[Task brief] What follows is a listing to be transcribed exactly.

[Supplied entries]

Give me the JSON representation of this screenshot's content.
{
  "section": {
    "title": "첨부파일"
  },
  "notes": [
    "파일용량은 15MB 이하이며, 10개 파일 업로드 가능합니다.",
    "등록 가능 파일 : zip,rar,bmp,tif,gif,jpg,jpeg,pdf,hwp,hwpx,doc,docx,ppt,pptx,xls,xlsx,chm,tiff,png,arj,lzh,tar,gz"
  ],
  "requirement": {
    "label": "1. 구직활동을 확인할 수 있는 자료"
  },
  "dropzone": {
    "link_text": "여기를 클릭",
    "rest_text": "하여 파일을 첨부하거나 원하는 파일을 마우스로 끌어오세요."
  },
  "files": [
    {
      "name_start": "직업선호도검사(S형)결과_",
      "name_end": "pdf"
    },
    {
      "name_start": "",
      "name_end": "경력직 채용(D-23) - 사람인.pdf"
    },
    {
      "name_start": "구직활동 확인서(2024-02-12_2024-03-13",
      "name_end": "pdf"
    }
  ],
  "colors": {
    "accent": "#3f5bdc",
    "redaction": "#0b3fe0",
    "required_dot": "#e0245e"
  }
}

[Reply to the exercise]
Give me the JSON representation of this screenshot's content.
{
  "section": {
    "title": "첨부파일"
  },
  "notes": [
    "파일용량은 15MB 이하이며, 10개 파일 업로드 가능합니다.",
    "등록 가능 파일 : zip,rar,bmp,tif,gif,jpg,jpeg,pdf,hwp,hwpx,doc,docx,ppt,pptx,xls,xlsx,chm,tiff,png,arj,lzh,tar,gz"
  ],
  "requirement": {
    "label": "1. 구직활동을 확인할 수 있는 자료"
  },
  "dropzone": {
    "link_text": "여기를 클릭",
    "rest_text": "하여 파일을 첨부하거나 원하는 파일을 마우스로 끌어오세요."
  },
  "files": [
    {
      "name_start": "직업선호도검사(S형)결과_",
      "name_end": "pdf"
    },
    {
      "name_start": "",
      "name_end": "경력직 채용(D-23) - 사람인.pdf"
    },
    {
      "name_start": "구직활동 확인서(2024-02-12_2024-03-13",
      "name_end": "pdf"
    }
  ],
  "colors": {
    "accent": "#3f5bdc",
    "redaction": "#0b3fe0",
    "required_dot": "#e0245e"
  }
}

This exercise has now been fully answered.